## Exercise
Only a number is required: how many lines of the material contain the word "COMPANY"?

****************************************

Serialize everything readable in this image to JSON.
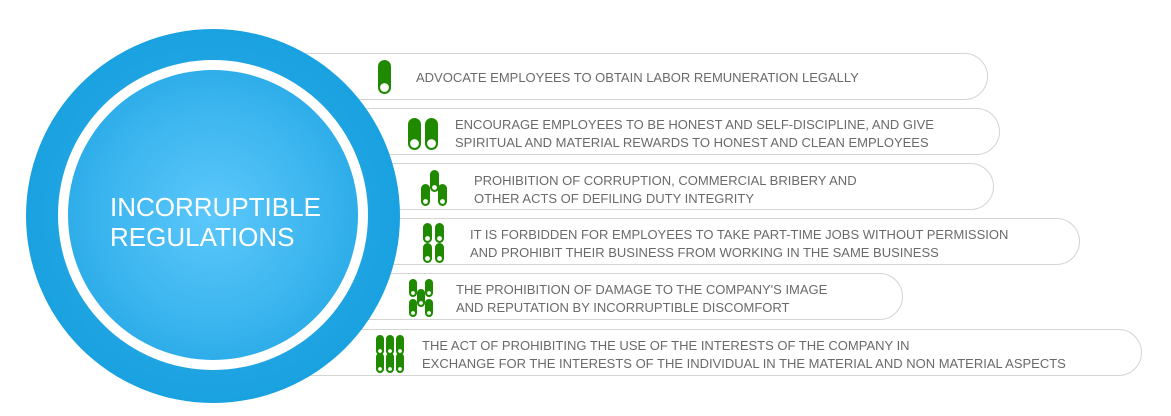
{
  "center": {
    "line1": "INCORRUPTIBLE",
    "line2": "REGULATIONS"
  },
  "colors": {
    "circle": "#0e9bdc",
    "icon": "#1f8a00",
    "text": "#6a6a6a"
  },
  "items": [
    {
      "icon": "one-cylinder-icon",
      "line1": "ADVOCATE EMPLOYEES TO OBTAIN LABOR REMUNERATION LEGALLY",
      "line2": ""
    },
    {
      "icon": "two-cylinders-icon",
      "line1": "ENCOURAGE EMPLOYEES TO BE HONEST AND SELF-DISCIPLINE, AND GIVE",
      "line2": "SPIRITUAL AND MATERIAL REWARDS TO HONEST AND CLEAN EMPLOYEES"
    },
    {
      "icon": "three-cylinders-icon",
      "line1": "PROHIBITION OF CORRUPTION, COMMERCIAL BRIBERY AND",
      "line2": "OTHER ACTS OF DEFILING DUTY INTEGRITY"
    },
    {
      "icon": "four-cylinders-icon",
      "line1": "IT IS FORBIDDEN FOR EMPLOYEES TO TAKE PART-TIME JOBS WITHOUT PERMISSION",
      "line2": "AND PROHIBIT THEIR BUSINESS FROM WORKING IN THE SAME BUSINESS"
    },
    {
      "icon": "five-cylinders-icon",
      "line1": "THE PROHIBITION OF DAMAGE TO THE COMPANY'S IMAGE",
      "line2": "AND REPUTATION BY INCORRUPTIBLE DISCOMFORT"
    },
    {
      "icon": "six-cylinders-icon",
      "line1": "THE ACT OF PROHIBITING THE USE OF THE INTERESTS OF THE COMPANY IN",
      "line2": "EXCHANGE FOR THE INTERESTS OF THE INDIVIDUAL IN THE MATERIAL AND NON MATERIAL ASPECTS"
    }
  ]
}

****************************************

## Finished exercise
2